◆ **Prompt**
Count lines, not occurrences: report how many lines in the records hold the string "video", and nothing else.

|---|

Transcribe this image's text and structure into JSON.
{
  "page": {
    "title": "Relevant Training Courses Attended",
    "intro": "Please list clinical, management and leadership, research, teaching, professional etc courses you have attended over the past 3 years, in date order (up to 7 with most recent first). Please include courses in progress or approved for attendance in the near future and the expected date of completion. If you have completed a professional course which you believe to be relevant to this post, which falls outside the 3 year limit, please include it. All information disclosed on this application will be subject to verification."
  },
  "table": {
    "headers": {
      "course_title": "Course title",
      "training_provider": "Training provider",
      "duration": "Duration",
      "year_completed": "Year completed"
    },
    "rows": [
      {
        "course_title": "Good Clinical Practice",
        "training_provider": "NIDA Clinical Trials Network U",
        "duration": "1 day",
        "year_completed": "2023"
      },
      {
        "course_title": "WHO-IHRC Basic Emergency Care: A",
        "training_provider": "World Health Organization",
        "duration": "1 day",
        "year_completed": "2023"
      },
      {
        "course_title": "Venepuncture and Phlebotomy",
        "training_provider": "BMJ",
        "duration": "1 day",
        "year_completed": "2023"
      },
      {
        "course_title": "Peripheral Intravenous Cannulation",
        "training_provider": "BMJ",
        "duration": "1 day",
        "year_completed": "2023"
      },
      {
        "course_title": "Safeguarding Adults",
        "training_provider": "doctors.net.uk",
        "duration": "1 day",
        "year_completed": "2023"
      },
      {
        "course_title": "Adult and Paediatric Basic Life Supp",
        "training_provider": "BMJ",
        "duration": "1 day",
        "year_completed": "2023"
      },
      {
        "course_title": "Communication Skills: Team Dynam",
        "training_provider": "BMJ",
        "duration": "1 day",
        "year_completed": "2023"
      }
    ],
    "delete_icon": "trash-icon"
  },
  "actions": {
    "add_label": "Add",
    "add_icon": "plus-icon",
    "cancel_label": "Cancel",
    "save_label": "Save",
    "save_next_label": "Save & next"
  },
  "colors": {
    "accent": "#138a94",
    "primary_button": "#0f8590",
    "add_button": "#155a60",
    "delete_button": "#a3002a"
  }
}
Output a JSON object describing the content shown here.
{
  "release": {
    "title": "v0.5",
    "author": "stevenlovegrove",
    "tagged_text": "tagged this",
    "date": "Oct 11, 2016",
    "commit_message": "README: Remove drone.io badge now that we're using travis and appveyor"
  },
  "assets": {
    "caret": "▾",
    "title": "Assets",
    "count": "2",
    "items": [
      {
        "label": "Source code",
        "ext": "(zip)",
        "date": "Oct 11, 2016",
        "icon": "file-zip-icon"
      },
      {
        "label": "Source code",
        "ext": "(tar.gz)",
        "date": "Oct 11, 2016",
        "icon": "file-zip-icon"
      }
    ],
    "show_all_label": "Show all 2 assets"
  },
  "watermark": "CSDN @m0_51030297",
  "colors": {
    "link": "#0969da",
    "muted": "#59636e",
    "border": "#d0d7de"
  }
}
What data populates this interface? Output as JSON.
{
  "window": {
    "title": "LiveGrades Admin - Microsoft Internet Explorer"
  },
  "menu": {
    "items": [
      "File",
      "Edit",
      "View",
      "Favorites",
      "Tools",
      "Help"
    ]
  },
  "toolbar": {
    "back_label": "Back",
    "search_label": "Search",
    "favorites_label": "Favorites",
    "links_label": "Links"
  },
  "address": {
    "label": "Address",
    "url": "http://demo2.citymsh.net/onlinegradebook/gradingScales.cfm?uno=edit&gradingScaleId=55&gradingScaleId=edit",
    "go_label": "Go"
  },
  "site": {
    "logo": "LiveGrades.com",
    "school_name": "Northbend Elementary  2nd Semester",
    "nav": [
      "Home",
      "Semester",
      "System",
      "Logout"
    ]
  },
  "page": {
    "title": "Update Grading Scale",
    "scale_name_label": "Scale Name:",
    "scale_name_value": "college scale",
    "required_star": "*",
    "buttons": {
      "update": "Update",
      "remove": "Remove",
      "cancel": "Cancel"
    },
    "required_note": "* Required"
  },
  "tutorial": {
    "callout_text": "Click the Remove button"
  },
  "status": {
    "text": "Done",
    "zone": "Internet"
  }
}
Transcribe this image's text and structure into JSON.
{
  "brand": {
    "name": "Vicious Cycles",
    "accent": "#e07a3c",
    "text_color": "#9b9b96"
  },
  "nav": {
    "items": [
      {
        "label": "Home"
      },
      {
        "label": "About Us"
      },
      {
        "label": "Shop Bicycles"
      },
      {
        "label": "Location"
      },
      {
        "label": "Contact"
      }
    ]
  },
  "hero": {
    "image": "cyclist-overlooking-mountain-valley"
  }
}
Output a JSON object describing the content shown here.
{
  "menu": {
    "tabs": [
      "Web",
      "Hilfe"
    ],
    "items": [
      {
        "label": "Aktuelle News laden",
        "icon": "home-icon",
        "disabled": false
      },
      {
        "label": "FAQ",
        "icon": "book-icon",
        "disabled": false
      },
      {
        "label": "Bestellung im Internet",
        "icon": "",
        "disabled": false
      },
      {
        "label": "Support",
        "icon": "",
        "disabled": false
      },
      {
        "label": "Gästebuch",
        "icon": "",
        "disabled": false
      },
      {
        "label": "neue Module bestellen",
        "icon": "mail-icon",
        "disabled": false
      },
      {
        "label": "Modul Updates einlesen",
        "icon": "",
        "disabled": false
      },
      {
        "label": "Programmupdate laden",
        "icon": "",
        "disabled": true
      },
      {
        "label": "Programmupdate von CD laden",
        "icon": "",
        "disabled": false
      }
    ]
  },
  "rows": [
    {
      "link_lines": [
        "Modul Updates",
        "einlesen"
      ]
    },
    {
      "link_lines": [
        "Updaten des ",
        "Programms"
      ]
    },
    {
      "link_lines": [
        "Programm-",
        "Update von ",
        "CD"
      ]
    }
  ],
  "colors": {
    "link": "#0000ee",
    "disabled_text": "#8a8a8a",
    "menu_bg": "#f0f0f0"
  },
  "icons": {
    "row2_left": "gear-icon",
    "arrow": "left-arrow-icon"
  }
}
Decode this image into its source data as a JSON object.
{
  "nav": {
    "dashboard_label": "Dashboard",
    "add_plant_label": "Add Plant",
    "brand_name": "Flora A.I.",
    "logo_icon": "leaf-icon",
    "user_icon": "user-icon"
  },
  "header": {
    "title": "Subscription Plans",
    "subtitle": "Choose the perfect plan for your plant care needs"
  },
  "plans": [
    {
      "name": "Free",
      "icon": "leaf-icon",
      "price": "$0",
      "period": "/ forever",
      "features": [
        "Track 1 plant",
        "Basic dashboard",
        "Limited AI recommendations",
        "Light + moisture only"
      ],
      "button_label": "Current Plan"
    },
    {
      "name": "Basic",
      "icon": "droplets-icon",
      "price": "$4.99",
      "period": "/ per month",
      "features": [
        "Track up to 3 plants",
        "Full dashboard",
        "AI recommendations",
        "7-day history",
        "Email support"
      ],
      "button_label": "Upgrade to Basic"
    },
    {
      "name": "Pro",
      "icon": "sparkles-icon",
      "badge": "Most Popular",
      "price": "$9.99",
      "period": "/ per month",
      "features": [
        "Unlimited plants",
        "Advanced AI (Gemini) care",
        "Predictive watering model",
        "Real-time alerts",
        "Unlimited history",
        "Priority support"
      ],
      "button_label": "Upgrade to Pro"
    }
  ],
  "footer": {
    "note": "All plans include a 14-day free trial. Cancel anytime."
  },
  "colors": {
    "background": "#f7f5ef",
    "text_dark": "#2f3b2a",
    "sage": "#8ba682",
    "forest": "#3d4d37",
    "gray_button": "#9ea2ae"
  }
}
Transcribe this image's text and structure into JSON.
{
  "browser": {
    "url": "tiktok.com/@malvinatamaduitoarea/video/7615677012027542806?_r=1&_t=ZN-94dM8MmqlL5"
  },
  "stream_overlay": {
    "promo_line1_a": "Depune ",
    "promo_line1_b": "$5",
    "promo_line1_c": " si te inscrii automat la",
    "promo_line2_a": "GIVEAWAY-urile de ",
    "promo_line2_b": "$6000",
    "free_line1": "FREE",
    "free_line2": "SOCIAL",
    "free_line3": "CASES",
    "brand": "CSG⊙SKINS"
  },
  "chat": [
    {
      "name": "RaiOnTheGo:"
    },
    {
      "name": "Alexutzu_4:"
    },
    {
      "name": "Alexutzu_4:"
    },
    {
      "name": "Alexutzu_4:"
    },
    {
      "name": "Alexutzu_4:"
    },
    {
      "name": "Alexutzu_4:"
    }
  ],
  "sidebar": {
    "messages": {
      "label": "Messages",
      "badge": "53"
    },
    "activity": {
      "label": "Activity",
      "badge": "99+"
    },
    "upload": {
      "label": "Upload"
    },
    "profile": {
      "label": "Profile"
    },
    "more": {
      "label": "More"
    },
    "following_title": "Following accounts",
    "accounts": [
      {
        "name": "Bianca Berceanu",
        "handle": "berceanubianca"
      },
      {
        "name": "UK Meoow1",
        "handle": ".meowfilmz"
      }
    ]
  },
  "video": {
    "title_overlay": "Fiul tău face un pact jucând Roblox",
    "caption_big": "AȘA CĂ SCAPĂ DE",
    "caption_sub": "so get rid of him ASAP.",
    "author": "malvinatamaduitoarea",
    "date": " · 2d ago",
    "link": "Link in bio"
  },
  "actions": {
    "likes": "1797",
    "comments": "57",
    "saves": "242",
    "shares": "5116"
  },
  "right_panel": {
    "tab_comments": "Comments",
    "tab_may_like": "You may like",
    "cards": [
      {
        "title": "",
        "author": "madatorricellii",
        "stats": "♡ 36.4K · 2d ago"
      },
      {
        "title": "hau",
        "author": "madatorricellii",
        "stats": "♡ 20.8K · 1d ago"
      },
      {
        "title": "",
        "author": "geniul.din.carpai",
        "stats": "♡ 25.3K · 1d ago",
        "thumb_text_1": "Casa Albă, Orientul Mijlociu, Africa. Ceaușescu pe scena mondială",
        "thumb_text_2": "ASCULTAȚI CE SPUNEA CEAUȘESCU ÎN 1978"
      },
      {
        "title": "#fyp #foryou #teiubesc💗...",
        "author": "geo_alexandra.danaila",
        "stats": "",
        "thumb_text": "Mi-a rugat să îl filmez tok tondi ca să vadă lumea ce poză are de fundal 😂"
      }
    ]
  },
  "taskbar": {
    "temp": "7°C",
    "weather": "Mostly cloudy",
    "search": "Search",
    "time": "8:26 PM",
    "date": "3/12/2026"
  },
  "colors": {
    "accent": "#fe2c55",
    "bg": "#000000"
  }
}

|---|

◆ **Solution below**
2